### [Daftar Tugas]
[a] Menurut kutipan dokumen, pada tanggal berapa Antony Blinken bertemu dengan Mahmoud Abbas?
[b] Sebutkan semua negara yang dalam kutipan dokumen disebut mendukung Israel atau menjadi sekutunya.

### [Kutipan Dokumen]
┄┄┄┄┄┄

Pertemuan antara Menteri Luar Negeri AS Antony Blinken dan Presiden Otoritas Negara Palestina Mahmoud Abbas pada 9 November 2023 lalu secara jelas menunjukkan bahwa negara-negara Muslim di kawasan Timur-Tengah maupun kawasan-kawasan lainnya tidak bisa menaruh kepercayaan kepada AS maupun negara-negara blok Barat sebagai mediator konflik antara Arab Palestina versus Israel.
Mengingat kesejarahannya sejak berdirinya Israel pada 1948 sebagai negara bangsa menyusul pembagian tidak adil wilayah Palestina oleh Perserikatan Bangsa-Bangsa (PBB) pada 1947, Inggris dan AS praktis selalu mendukung secara total Israel dalam setiap konflik dengan Arab Palestina maupun negara-negara Arab lainnya di kawasan Timur Tengah seperti dengan Irak, Suriah, dan belakangan dengan Iran sejak berdirinya Republik Islam Iran pada 1979.
Maka itu sama sekali tidak mengejutkan ketika Di Tel Aviv Blinken secara terang-terangan mendukung secara total agresi militer Israel terhadap Palestina. Bahkan bukan sekadar dukungan moral dan politik, bahkan memastikan akan memberikan bantuan militer secara maksimal dalam perang berkelanjutan Israel terhadap para pejuang Palestina.
Meskipun pemerintah AS tidak secara terbuka menyatakan seperti apa jenis bantuan militer karena khawatir pasokan peralatan militer ke Israel akan menyebabkan AS dicap sebagai Penjahat Perang dalam mendukung kejahatan perang Israel membunuh warga sipil di Palestina.
Celakanya, baik Israel maupun sekutu-sekutu Barat-nya seperti Inggris dan Perancis, sepertinya tidak peduli dengan besarnya korban warga sipil Palestina. Bahkan tetap meyakini bahwa saat ini merupakan momentum terbaik untuk menetapkan secara tuntas konflik berkepanjangannya dengan Arab Palestina. Seraya melestarikan dominasinya di kawasan Timur Tengah dan Teluk Parsi.

┄┄┄┄┄┄

### [Cuplikan Data]

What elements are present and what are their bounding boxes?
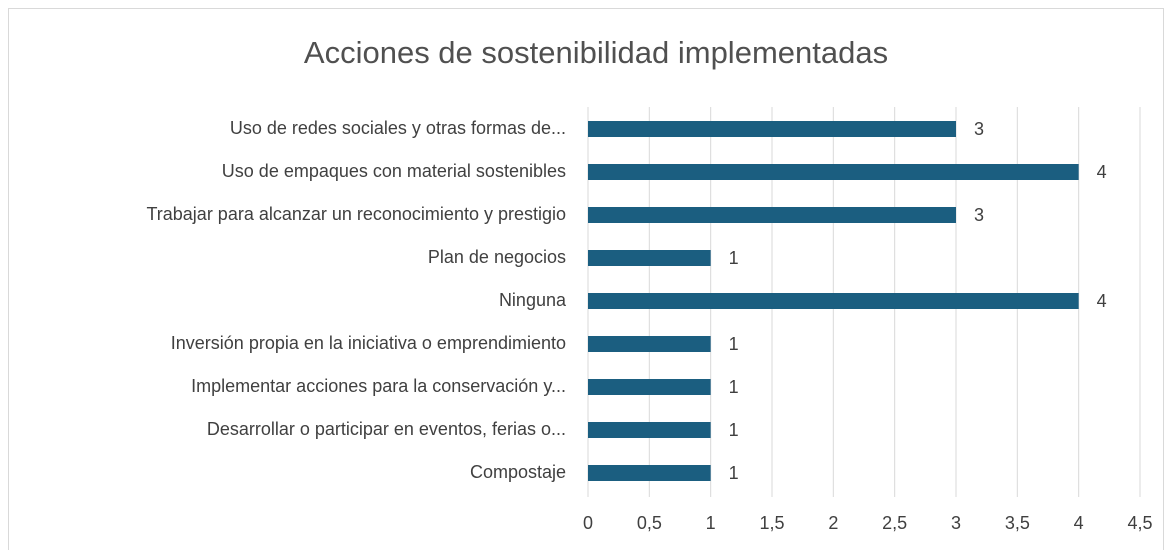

┄┄┄┄┄┄

### [Jawaban per Tugas]
[a] Pada 9 November 2023.

[b] AS, Inggris, dan Perancis.